**Figure record listings**
§

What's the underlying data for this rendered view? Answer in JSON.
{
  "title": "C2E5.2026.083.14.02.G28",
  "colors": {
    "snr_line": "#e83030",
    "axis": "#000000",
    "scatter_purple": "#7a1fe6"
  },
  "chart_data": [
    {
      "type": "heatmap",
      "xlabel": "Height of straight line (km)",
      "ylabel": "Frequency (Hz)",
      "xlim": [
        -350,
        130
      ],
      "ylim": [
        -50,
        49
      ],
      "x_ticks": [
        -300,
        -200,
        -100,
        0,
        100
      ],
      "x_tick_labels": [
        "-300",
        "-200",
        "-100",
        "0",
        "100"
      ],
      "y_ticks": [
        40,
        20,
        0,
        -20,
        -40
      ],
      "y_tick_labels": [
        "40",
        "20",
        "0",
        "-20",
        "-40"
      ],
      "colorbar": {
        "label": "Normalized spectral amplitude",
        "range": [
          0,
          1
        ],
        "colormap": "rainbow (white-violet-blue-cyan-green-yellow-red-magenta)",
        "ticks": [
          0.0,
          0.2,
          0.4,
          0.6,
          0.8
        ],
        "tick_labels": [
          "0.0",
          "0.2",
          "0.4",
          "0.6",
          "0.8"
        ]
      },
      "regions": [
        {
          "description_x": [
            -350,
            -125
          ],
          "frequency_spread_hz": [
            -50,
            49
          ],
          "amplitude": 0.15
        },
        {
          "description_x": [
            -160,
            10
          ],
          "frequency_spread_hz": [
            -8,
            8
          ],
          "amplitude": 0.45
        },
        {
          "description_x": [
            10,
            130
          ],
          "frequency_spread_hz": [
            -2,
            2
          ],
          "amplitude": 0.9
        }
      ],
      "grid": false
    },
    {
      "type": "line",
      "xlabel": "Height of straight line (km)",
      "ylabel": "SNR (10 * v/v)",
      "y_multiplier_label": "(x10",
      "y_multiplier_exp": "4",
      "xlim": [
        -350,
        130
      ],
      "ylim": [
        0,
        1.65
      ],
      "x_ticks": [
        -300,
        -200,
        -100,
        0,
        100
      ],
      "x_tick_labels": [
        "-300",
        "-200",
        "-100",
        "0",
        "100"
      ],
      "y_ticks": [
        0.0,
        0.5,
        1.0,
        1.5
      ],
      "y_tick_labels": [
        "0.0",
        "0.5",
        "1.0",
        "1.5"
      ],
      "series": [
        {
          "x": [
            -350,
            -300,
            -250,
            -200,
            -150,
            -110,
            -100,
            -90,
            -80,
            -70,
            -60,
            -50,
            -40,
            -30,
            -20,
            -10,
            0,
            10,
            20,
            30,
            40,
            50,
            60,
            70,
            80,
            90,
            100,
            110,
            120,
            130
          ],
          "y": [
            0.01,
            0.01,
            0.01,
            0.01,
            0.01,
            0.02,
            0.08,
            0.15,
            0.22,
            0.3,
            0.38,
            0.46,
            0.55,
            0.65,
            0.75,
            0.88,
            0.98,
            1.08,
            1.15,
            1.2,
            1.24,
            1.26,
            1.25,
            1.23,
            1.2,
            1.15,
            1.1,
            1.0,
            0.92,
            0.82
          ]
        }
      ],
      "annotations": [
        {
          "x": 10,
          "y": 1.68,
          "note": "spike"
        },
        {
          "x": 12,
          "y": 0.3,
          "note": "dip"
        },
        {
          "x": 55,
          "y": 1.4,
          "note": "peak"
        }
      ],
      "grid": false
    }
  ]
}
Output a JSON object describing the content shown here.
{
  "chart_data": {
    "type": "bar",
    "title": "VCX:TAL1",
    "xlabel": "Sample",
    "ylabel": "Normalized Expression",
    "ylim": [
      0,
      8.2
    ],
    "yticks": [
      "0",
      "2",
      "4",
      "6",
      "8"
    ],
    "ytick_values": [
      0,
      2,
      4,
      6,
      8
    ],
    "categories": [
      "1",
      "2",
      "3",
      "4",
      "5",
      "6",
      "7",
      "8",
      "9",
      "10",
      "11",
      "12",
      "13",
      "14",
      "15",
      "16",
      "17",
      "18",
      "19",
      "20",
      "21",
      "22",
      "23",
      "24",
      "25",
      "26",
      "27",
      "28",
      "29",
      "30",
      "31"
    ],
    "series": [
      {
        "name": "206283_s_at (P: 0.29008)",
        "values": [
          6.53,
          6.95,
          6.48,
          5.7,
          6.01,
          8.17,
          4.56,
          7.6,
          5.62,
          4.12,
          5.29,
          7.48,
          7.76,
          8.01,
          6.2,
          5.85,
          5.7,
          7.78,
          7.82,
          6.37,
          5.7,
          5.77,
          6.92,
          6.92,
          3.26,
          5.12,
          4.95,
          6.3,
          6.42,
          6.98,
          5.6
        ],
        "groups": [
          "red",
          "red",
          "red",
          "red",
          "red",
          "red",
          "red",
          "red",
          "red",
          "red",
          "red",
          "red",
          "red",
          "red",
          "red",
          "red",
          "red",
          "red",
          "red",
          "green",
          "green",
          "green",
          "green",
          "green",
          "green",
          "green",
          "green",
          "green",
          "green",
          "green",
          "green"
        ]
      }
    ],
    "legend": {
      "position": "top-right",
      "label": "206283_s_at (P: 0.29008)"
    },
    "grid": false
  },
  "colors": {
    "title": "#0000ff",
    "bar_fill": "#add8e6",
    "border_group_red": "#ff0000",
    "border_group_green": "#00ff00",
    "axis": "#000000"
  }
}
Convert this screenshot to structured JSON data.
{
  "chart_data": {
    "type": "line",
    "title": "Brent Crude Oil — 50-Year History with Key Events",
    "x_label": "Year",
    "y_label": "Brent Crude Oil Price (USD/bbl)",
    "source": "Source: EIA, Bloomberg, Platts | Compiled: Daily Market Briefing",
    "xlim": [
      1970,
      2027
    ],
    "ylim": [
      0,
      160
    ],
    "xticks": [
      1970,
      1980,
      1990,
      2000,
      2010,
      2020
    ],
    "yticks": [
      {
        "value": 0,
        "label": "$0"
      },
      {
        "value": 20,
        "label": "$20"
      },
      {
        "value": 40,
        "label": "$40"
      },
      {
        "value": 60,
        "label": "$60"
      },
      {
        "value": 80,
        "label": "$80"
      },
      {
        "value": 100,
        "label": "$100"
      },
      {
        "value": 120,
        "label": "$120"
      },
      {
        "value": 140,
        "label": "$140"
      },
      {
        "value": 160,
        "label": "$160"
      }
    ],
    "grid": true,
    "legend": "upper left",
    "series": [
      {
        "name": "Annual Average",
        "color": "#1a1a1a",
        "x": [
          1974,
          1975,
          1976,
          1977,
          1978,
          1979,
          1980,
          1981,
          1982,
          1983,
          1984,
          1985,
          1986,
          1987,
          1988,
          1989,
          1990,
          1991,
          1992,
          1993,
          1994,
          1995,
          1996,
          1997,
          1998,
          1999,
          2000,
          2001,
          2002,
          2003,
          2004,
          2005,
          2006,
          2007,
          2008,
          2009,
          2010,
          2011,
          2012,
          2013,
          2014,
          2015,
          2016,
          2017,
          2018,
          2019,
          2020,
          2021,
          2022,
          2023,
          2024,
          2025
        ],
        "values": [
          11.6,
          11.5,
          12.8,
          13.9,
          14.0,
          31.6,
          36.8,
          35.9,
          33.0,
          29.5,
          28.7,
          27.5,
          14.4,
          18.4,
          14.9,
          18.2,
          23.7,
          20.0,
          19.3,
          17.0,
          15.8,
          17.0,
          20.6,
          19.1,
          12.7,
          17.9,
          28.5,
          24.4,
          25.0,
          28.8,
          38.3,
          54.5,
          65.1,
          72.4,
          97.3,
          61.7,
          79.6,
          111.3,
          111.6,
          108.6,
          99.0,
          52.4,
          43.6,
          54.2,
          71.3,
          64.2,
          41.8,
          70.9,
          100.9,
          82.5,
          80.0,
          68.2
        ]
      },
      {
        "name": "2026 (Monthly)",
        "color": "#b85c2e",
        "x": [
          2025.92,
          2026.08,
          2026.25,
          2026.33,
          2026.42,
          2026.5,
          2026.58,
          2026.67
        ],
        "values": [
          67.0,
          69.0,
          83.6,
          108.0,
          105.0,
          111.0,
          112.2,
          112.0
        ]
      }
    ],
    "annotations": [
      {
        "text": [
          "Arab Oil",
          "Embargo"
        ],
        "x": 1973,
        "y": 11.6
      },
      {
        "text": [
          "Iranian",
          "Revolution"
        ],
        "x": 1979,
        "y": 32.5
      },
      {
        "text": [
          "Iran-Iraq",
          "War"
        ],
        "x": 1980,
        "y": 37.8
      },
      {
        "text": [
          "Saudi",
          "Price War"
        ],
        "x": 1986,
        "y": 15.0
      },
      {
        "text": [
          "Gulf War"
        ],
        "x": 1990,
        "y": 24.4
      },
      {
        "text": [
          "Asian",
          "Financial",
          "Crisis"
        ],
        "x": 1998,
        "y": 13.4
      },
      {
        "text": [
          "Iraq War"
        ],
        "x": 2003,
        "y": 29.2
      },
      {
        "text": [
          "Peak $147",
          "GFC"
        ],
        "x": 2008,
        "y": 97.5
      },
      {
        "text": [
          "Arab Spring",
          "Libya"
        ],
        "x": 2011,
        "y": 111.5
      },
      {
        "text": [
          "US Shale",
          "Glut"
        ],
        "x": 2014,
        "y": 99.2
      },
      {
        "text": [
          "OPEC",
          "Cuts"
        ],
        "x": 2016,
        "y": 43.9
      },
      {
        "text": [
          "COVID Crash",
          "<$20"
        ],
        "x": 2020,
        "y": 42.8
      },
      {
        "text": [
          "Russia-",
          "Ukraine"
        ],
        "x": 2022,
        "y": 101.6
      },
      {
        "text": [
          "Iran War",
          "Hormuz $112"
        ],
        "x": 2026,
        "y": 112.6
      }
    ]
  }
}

§

**TASK REQUIREMENTS**
Using the entries above, return each line that includes the word "Crude".

**THE COMPLETED TASK**
    "title": "Brent Crude Oil — 50-Year History with Key Events",
    "y_label": "Brent Crude Oil Price (USD/bbl)",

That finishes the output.